§ **Directive**
Give every entry again, unchanged, and leave its images out.

--- Start of Record set ---

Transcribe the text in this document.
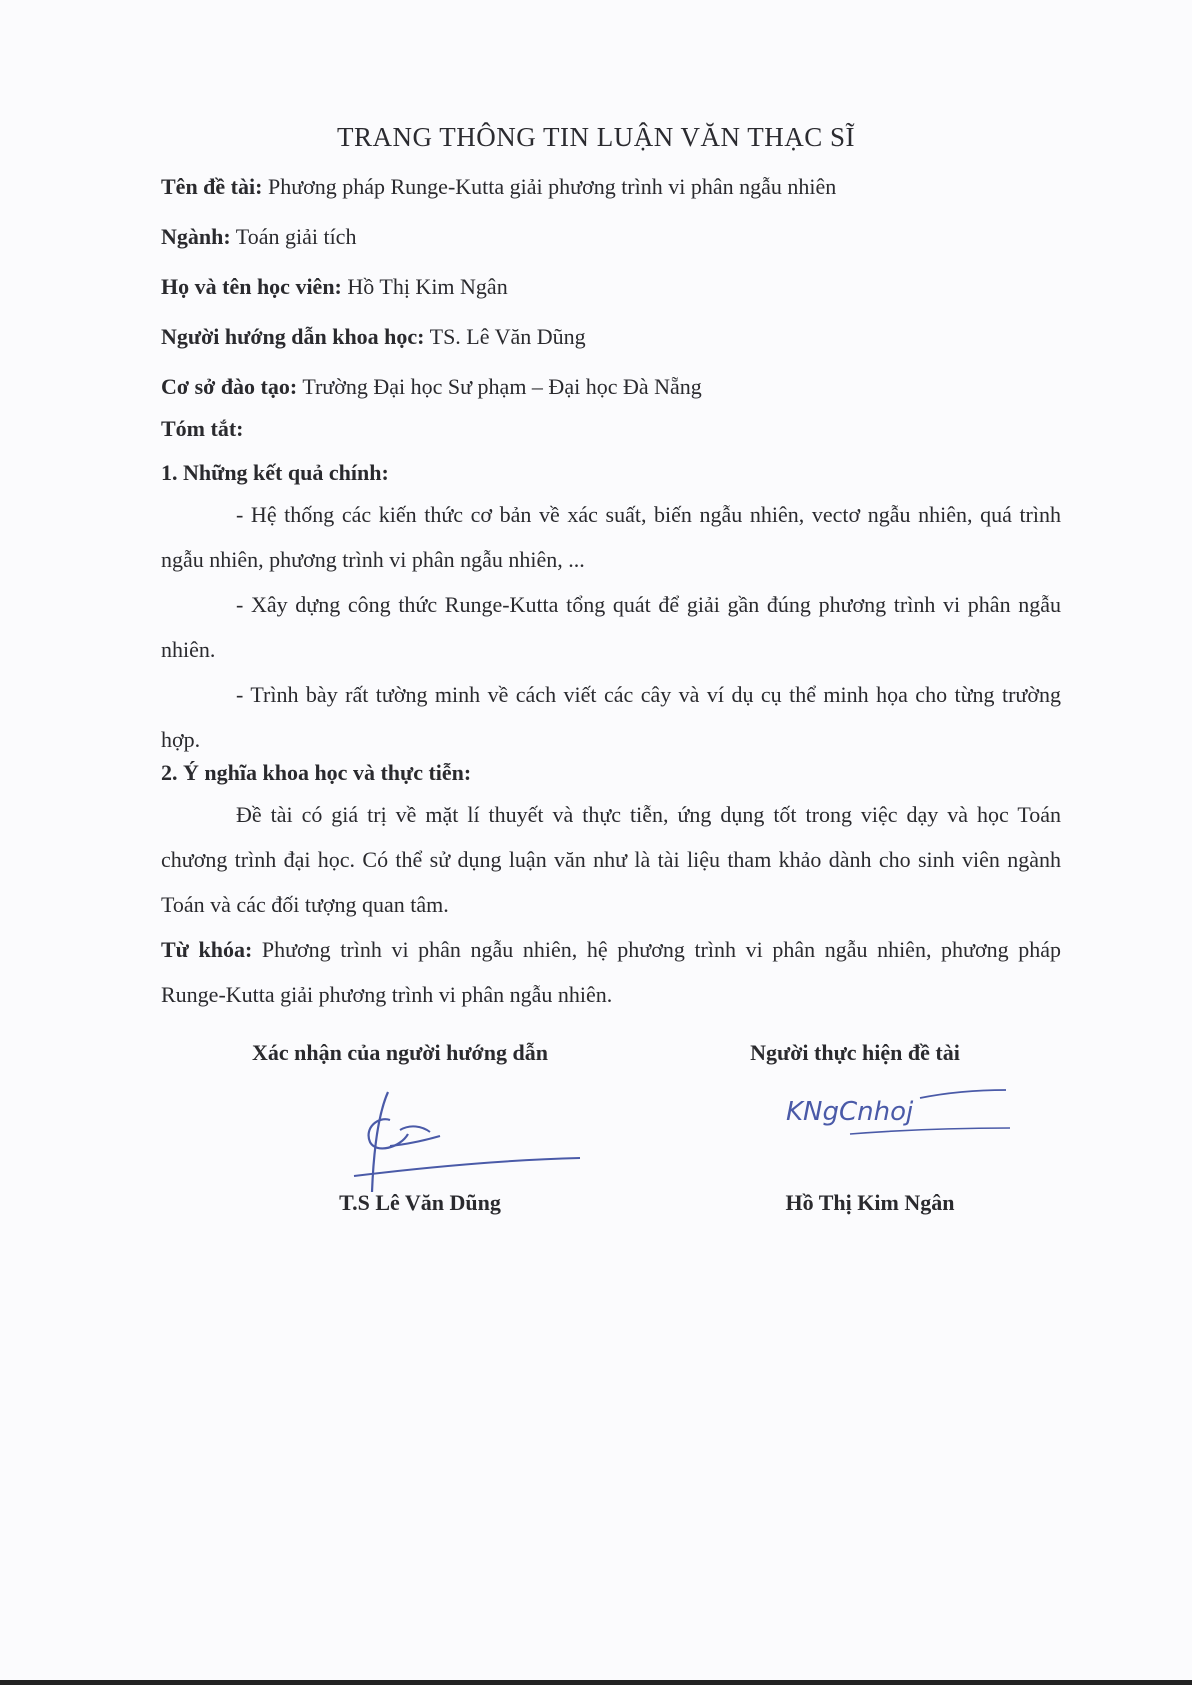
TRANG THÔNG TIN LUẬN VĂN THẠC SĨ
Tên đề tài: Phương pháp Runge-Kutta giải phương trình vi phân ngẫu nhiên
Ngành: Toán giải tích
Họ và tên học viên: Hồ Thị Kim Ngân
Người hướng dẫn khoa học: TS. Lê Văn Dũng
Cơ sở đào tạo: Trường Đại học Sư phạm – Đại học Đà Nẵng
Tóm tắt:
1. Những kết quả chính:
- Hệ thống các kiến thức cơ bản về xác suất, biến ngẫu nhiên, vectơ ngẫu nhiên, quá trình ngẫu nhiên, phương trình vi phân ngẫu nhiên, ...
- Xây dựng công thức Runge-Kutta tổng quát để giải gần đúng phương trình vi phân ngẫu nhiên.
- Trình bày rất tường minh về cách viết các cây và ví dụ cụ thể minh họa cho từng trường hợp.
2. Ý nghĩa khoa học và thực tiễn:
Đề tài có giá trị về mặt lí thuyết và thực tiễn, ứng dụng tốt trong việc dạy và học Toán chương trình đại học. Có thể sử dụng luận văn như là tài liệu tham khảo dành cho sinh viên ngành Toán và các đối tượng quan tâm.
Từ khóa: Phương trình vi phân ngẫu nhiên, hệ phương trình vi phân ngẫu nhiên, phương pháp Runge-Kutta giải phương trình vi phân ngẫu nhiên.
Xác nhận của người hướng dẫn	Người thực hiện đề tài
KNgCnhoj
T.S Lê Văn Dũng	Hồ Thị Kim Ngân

--- End of Record set ---

§ **Result of the task**
Transcribe the text in this document.
TRANG THÔNG TIN LUẬN VĂN THẠC SĨ
Tên đề tài: Phương pháp Runge-Kutta giải phương trình vi phân ngẫu nhiên
Ngành: Toán giải tích
Họ và tên học viên: Hồ Thị Kim Ngân
Người hướng dẫn khoa học: TS. Lê Văn Dũng
Cơ sở đào tạo: Trường Đại học Sư phạm – Đại học Đà Nẵng
Tóm tắt:
1. Những kết quả chính:
- Hệ thống các kiến thức cơ bản về xác suất, biến ngẫu nhiên, vectơ ngẫu nhiên, quá trình ngẫu nhiên, phương trình vi phân ngẫu nhiên, ...
- Xây dựng công thức Runge-Kutta tổng quát để giải gần đúng phương trình vi phân ngẫu nhiên.
- Trình bày rất tường minh về cách viết các cây và ví dụ cụ thể minh họa cho từng trường hợp.
2. Ý nghĩa khoa học và thực tiễn:
Đề tài có giá trị về mặt lí thuyết và thực tiễn, ứng dụng tốt trong việc dạy và học Toán chương trình đại học. Có thể sử dụng luận văn như là tài liệu tham khảo dành cho sinh viên ngành Toán và các đối tượng quan tâm.
Từ khóa: Phương trình vi phân ngẫu nhiên, hệ phương trình vi phân ngẫu nhiên, phương pháp Runge-Kutta giải phương trình vi phân ngẫu nhiên.
Xác nhận của người hướng dẫn	Người thực hiện đề tài
KNgCnhoj
T.S Lê Văn Dũng	Hồ Thị Kim Ngân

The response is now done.